— TASK PROMPT —
Please repeat all of the listing exactly.
-- begin --
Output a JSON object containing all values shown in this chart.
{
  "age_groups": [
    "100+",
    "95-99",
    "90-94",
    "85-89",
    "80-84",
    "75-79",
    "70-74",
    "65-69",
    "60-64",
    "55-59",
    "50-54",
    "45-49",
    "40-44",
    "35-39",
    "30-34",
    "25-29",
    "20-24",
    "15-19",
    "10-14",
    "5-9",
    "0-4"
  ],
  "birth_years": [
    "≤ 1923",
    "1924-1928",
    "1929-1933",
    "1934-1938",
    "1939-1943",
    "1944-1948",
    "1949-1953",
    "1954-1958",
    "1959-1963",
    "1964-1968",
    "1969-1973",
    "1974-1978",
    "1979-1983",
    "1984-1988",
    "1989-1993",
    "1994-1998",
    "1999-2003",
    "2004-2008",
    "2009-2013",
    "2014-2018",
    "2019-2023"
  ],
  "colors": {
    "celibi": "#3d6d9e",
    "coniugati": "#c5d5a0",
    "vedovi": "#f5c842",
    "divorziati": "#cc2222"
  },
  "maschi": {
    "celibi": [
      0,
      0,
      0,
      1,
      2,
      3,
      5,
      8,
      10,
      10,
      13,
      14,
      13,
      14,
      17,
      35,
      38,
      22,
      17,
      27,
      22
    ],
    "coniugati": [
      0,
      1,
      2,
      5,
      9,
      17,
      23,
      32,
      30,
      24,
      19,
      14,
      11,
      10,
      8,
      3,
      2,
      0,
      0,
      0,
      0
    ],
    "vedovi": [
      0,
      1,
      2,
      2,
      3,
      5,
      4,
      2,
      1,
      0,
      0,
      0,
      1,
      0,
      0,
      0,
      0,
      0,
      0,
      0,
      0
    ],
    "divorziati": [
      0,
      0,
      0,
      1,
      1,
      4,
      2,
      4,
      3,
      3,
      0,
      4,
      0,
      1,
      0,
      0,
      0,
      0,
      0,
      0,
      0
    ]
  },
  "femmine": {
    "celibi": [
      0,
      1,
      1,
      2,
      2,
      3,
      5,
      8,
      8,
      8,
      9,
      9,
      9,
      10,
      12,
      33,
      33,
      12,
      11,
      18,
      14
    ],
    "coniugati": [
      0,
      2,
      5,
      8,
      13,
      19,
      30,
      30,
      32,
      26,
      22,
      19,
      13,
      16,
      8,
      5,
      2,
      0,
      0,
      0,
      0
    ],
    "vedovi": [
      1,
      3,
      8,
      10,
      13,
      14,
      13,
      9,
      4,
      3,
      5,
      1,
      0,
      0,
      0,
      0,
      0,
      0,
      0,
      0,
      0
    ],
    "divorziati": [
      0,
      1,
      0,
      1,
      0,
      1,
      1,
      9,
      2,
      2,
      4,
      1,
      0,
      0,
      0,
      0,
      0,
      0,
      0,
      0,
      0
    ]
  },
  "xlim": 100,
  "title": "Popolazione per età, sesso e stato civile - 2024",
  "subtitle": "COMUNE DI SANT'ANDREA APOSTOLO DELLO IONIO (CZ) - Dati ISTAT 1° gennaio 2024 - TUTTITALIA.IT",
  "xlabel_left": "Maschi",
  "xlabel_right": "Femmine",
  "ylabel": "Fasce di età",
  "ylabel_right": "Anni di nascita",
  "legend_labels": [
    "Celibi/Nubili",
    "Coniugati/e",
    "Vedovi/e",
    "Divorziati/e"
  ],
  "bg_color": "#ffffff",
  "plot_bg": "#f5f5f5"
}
-- end --
— EXERCISE SOLUTION —
Output a JSON object containing all values shown in this chart.
{
  "age_groups": [
    "100+",
    "95-99",
    "90-94",
    "85-89",
    "80-84",
    "75-79",
    "70-74",
    "65-69",
    "60-64",
    "55-59",
    "50-54",
    "45-49",
    "40-44",
    "35-39",
    "30-34",
    "25-29",
    "20-24",
    "15-19",
    "10-14",
    "5-9",
    "0-4"
  ],
  "birth_years": [
    "≤ 1923",
    "1924-1928",
    "1929-1933",
    "1934-1938",
    "1939-1943",
    "1944-1948",
    "1949-1953",
    "1954-1958",
    "1959-1963",
    "1964-1968",
    "1969-1973",
    "1974-1978",
    "1979-1983",
    "1984-1988",
    "1989-1993",
    "1994-1998",
    "1999-2003",
    "2004-2008",
    "2009-2013",
    "2014-2018",
    "2019-2023"
  ],
  "colors": {
    "celibi": "#3d6d9e",
    "coniugati": "#c5d5a0",
    "vedovi": "#f5c842",
    "divorziati": "#cc2222"
  },
  "maschi": {
    "celibi": [
      0,
      0,
      0,
      1,
      2,
      3,
      5,
      8,
      10,
      10,
      13,
      14,
      13,
      14,
      17,
      35,
      38,
      22,
      17,
      27,
      22
    ],
    "coniugati": [
      0,
      1,
      2,
      5,
      9,
      17,
      23,
      32,
      30,
      24,
      19,
      14,
      11,
      10,
      8,
      3,
      2,
      0,
      0,
      0,
      0
    ],
    "vedovi": [
      0,
      1,
      2,
      2,
      3,
      5,
      4,
      2,
      1,
      0,
      0,
      0,
      1,
      0,
      0,
      0,
      0,
      0,
      0,
      0,
      0
    ],
    "divorziati": [
      0,
      0,
      0,
      1,
      1,
      4,
      2,
      4,
      3,
      3,
      0,
      4,
      0,
      1,
      0,
      0,
      0,
      0,
      0,
      0,
      0
    ]
  },
  "femmine": {
    "celibi": [
      0,
      1,
      1,
      2,
      2,
      3,
      5,
      8,
      8,
      8,
      9,
      9,
      9,
      10,
      12,
      33,
      33,
      12,
      11,
      18,
      14
    ],
    "coniugati": [
      0,
      2,
      5,
      8,
      13,
      19,
      30,
      30,
      32,
      26,
      22,
      19,
      13,
      16,
      8,
      5,
      2,
      0,
      0,
      0,
      0
    ],
    "vedovi": [
      1,
      3,
      8,
      10,
      13,
      14,
      13,
      9,
      4,
      3,
      5,
      1,
      0,
      0,
      0,
      0,
      0,
      0,
      0,
      0,
      0
    ],
    "divorziati": [
      0,
      1,
      0,
      1,
      0,
      1,
      1,
      9,
      2,
      2,
      4,
      1,
      0,
      0,
      0,
      0,
      0,
      0,
      0,
      0,
      0
    ]
  },
  "xlim": 100,
  "title": "Popolazione per età, sesso e stato civile - 2024",
  "subtitle": "COMUNE DI SANT'ANDREA APOSTOLO DELLO IONIO (CZ) - Dati ISTAT 1° gennaio 2024 - TUTTITALIA.IT",
  "xlabel_left": "Maschi",
  "xlabel_right": "Femmine",
  "ylabel": "Fasce di età",
  "ylabel_right": "Anni di nascita",
  "legend_labels": [
    "Celibi/Nubili",
    "Coniugati/e",
    "Vedovi/e",
    "Divorziati/e"
  ],
  "bg_color": "#ffffff",
  "plot_bg": "#f5f5f5"
}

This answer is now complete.